Provided information
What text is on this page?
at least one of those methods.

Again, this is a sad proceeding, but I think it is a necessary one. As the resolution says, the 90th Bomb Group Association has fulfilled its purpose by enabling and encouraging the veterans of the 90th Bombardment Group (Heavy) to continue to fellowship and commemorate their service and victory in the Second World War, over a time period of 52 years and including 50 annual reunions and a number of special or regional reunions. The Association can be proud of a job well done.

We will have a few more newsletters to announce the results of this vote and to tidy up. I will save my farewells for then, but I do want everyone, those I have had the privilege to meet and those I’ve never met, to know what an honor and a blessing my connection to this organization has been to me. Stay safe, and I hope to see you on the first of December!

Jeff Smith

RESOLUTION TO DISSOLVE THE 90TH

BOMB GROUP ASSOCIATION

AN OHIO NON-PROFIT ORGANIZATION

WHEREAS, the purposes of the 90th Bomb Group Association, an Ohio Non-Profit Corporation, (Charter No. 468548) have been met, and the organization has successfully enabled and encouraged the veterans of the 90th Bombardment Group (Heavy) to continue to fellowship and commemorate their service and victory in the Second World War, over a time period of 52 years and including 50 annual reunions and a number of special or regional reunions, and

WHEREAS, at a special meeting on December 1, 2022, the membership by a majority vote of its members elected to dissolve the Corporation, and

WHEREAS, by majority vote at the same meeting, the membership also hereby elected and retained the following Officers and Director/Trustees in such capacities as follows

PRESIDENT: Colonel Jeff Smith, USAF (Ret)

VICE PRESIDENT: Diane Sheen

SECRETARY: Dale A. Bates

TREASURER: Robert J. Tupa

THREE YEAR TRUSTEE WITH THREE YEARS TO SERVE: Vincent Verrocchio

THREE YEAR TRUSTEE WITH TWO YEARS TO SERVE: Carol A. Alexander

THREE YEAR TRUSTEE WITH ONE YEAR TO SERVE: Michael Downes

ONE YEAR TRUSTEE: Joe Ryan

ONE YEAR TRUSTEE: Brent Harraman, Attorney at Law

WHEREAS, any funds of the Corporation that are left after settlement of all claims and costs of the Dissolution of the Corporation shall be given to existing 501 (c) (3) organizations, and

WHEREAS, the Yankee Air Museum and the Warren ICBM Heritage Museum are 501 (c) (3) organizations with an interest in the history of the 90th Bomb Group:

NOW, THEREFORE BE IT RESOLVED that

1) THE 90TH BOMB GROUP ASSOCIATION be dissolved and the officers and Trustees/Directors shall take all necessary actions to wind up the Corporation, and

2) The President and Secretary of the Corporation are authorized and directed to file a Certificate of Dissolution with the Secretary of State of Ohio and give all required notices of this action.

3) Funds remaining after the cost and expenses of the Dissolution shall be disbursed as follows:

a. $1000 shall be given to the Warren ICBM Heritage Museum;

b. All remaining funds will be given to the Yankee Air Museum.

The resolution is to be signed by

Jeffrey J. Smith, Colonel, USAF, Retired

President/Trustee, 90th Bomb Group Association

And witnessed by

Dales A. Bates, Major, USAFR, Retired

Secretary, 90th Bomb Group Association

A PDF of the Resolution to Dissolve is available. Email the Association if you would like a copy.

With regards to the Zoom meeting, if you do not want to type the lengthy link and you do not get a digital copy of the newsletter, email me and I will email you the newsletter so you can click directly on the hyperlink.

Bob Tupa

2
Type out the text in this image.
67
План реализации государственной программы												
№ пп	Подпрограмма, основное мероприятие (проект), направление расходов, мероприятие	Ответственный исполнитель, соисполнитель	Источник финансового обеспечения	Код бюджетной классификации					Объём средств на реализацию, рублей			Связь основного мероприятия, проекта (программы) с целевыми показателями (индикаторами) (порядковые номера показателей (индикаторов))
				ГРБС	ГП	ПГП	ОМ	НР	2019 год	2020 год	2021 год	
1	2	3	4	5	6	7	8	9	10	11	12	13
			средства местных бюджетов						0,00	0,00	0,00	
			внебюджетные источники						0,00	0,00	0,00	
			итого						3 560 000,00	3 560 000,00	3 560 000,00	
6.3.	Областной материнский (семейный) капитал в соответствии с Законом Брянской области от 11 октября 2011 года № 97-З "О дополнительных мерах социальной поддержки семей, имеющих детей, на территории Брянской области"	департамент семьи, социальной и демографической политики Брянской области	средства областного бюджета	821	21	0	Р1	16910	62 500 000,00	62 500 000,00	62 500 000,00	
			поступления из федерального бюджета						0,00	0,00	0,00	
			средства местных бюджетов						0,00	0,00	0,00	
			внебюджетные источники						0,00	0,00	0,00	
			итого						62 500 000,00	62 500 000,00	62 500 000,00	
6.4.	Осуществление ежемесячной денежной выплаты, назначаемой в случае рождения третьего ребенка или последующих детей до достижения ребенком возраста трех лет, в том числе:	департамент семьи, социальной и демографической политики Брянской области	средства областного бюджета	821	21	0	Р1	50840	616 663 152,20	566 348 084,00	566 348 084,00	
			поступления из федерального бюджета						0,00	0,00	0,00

Short exercise
Using the listing above, show each line holding the string "демографической".

Task output
6.3.	Областной материнский (семейный) капитал в соответствии с Законом Брянской области от 11 октября 2011 года № 97-З "О дополнительных мерах социальной поддержки семей, имеющих детей, на территории Брянской области"	департамент семьи, социальной и демографической политики Брянской области	средства областного бюджета	821	21	0	Р1	16910	62 500 000,00	62 500 000,00	62 500 000,00	
6.4.	Осуществление ежемесячной денежной выплаты, назначаемой в случае рождения третьего ребенка или последующих детей до достижения ребенком возраста трех лет, в том числе:	департамент семьи, социальной и демографической политики Брянской области	средства областного бюджета	821	21	0	Р1	50840	616 663 152,20	566 348 084,00	566 348 084,00	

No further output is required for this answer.